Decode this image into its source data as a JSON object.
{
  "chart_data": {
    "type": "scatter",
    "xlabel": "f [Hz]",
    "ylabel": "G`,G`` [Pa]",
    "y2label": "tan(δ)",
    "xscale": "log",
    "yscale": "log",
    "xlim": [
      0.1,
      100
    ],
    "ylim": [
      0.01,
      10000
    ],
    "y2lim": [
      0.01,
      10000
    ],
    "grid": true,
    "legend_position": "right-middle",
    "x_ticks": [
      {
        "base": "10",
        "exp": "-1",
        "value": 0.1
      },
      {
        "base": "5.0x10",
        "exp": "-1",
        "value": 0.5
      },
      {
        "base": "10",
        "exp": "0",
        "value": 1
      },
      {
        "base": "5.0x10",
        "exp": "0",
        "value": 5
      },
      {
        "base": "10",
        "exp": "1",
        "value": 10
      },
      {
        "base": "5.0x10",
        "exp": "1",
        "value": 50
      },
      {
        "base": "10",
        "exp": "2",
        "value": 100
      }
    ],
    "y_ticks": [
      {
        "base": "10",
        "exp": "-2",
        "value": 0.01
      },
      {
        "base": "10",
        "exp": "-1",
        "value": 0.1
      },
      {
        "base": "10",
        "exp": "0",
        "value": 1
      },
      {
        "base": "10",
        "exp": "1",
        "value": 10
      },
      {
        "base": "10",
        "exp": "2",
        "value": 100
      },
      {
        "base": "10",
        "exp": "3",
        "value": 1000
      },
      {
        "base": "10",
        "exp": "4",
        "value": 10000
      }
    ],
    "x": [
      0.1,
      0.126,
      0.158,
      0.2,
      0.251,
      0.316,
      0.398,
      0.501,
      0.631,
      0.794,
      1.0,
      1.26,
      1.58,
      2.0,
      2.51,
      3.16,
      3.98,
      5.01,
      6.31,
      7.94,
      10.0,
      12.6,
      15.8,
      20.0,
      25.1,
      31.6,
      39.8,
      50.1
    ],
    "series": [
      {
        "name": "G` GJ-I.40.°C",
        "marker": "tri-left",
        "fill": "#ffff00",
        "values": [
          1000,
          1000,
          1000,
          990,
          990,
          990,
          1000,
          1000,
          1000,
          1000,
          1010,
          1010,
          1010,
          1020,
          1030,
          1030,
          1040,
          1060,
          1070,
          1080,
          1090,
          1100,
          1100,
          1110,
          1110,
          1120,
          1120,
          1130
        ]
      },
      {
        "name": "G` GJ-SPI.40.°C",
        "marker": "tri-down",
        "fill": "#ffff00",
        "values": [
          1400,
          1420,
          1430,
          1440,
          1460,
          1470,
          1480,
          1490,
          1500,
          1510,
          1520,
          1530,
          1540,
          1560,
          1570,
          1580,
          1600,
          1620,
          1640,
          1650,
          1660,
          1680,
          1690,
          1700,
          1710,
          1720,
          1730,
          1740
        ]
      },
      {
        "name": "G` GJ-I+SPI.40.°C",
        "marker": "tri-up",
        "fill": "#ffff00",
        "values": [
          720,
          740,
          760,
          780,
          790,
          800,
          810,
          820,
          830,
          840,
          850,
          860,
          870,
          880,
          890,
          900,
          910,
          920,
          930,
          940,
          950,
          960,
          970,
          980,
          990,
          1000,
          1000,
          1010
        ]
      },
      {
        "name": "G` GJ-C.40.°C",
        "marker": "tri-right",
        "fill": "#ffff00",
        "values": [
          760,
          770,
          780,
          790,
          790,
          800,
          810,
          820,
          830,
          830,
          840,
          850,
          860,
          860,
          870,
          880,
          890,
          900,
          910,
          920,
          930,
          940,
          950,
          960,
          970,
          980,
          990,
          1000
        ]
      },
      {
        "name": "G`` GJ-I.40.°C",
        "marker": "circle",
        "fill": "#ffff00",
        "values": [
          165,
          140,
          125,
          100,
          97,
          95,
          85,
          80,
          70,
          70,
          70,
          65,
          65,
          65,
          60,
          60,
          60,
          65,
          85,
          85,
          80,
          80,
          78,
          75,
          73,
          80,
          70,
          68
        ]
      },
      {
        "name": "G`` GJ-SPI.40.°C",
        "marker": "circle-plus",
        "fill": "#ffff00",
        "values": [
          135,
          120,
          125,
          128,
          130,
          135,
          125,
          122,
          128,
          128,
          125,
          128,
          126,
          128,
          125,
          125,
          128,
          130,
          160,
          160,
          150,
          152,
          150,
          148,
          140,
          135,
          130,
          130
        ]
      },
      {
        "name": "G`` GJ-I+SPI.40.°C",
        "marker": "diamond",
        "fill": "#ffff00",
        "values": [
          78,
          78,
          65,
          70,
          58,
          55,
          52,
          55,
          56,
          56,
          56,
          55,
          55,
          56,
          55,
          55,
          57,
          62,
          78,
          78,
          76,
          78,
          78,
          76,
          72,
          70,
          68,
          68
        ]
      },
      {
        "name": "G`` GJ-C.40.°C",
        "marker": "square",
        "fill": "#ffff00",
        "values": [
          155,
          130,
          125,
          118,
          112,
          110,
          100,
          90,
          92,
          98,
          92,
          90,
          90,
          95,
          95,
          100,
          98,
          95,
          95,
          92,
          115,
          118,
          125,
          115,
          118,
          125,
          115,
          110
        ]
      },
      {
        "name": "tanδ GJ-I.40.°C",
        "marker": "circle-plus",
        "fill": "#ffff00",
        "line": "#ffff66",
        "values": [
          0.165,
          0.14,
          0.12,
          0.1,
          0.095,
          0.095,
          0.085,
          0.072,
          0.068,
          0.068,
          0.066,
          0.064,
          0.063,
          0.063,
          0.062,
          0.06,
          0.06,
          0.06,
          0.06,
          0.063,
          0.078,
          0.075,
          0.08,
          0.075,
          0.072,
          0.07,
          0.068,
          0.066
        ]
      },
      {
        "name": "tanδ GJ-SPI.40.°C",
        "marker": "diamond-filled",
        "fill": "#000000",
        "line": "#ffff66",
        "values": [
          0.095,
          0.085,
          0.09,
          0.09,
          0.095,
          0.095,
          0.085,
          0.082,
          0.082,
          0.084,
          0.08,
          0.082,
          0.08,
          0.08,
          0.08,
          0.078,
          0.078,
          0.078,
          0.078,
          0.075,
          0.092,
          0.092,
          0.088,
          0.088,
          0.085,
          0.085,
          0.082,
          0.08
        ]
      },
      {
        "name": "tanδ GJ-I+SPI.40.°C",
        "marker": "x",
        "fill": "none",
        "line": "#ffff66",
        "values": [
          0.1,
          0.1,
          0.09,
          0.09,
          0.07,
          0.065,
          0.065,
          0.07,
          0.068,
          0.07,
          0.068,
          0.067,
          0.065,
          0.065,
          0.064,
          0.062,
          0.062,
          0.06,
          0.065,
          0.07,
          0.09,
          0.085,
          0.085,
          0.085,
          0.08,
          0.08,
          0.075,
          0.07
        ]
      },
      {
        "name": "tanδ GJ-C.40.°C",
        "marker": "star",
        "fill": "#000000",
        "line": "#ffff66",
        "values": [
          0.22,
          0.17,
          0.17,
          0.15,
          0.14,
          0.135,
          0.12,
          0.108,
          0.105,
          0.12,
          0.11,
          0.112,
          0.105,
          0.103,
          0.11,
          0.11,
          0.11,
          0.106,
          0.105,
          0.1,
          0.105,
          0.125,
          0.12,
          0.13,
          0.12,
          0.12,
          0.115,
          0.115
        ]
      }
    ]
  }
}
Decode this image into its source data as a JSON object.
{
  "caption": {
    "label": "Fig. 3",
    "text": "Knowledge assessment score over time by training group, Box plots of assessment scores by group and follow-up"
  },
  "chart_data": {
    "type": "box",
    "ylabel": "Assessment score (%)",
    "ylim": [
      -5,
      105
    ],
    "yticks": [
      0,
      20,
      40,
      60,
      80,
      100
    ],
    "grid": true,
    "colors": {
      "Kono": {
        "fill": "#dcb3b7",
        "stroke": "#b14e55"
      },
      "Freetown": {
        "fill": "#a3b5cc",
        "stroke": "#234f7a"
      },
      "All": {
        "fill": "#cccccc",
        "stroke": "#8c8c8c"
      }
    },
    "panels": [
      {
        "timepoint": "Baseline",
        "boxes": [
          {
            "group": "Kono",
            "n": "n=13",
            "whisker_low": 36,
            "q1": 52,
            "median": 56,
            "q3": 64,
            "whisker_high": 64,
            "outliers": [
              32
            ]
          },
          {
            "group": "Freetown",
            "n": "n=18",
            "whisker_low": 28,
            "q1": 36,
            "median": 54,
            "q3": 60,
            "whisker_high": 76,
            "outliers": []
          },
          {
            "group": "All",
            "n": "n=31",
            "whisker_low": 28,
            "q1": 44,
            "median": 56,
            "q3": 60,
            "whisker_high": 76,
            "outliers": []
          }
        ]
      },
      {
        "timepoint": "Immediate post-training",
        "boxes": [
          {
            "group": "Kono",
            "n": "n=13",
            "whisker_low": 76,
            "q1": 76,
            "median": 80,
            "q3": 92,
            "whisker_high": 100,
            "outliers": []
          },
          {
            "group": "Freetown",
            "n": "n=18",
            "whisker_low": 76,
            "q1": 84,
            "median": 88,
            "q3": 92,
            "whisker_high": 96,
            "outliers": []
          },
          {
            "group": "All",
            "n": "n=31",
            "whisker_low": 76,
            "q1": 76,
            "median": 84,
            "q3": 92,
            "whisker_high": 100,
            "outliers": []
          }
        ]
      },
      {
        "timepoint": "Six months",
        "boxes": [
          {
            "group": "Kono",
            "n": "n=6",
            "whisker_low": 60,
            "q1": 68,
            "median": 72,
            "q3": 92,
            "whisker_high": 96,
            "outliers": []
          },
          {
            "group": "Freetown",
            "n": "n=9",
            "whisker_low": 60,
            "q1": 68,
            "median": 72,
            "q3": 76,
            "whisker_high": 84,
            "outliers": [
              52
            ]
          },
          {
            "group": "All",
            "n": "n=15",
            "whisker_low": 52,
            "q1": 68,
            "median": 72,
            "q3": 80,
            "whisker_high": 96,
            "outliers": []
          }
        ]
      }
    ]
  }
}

> [STATED EXERCISE]:
Check each line of these records for the string "timepoint" and state only how many lines have it.

> [THE RESPONSE]:
3